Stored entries
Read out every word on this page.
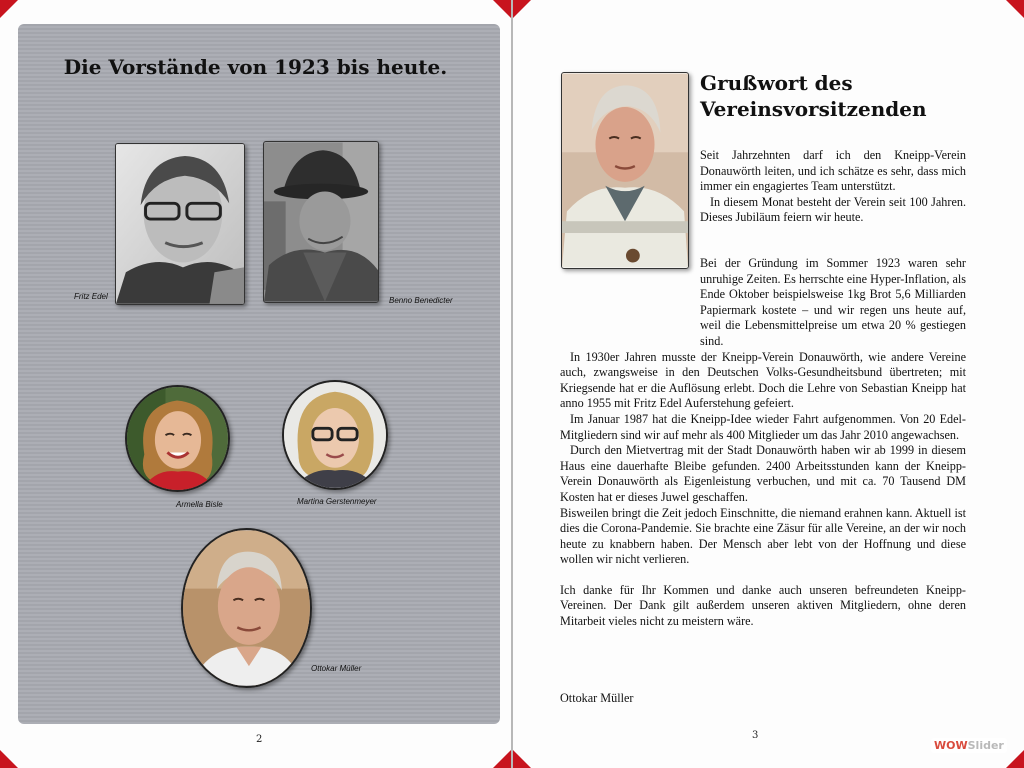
Die Vorstände von 1923 bis heute.
Fritz Edel	Benno Benedicter
Armella Bisle	Martina Gerstenmeyer
Ottokar Müller
2
Grußwort des
Vereinsvorsitzenden

Seit Jahrzehnten darf ich den Kneipp-Verein Donauwörth leiten, und ich schätze es sehr, dass mich immer ein engagiertes Team unterstützt.

In diesem Monat besteht der Verein seit 100 Jahren. Dieses Jubiläum feiern wir heute.

Bei der Gründung im Sommer 1923 waren sehr unruhige Zeiten. Es herrschte eine Hyper-Inflation, als Ende Oktober beispielsweise 1kg Brot 5,6 Milliarden Papiermark kostete – und wir regen uns heute auf, weil die Lebensmittelpreise um etwa 20 % gestiegen sind.

In 1930er Jahren musste der Kneipp-Verein Donauwörth, wie andere Vereine auch, zwangsweise in den Deutschen Volks-Gesundheitsbund übertreten; mit Kriegsende hat er die Auflösung erlebt. Doch die Lehre von Sebastian Kneipp hat anno 1955 mit Fritz Edel Auferstehung gefeiert.

Im Januar 1987 hat die Kneipp-Idee wieder Fahrt aufgenommen. Von 20 Edel-Mitgliedern sind wir auf mehr als 400 Mitglieder um das Jahr 2010 angewachsen.

Durch den Mietvertrag mit der Stadt Donauwörth haben wir ab 1999 in diesem Haus eine dauerhafte Bleibe gefunden. 2400 Arbeitsstunden kann der Kneipp-Verein Donauwörth als Eigenleistung verbuchen, und mit ca. 70 Tausend DM Kosten hat er dieses Juwel geschaffen.

Bisweilen bringt die Zeit jedoch Einschnitte, die niemand erahnen kann. Aktuell ist dies die Corona-Pandemie. Sie brachte eine Zäsur für alle Vereine, an der wir noch heute zu knabbern haben. Der Mensch aber lebt von der Hoffnung und diese wollen wir nicht verlieren.

Ich danke für Ihr Kommen und danke auch unseren befreundeten Kneipp-Vereinen. Der Dank gilt außerdem unseren aktiven Mitgliedern, ohne deren Mitarbeit vieles nicht zu meistern wäre.

Ottokar Müller
3
WOWSlider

### What you have to do
Pull out all lines from the entries above in which the word "sind" appears.

### Exercise solution
Bei der Gründung im Sommer 1923 waren sehr unruhige Zeiten. Es herrschte eine Hyper-Inflation, als Ende Oktober beispielsweise 1kg Brot 5,6 Milliarden Papiermark kostete – und wir regen uns heute auf, weil die Lebensmittelpreise um etwa 20 % gestiegen sind.
Im Januar 1987 hat die Kneipp-Idee wieder Fahrt aufgenommen. Von 20 Edel-Mitgliedern sind wir auf mehr als 400 Mitglieder um das Jahr 2010 angewachsen.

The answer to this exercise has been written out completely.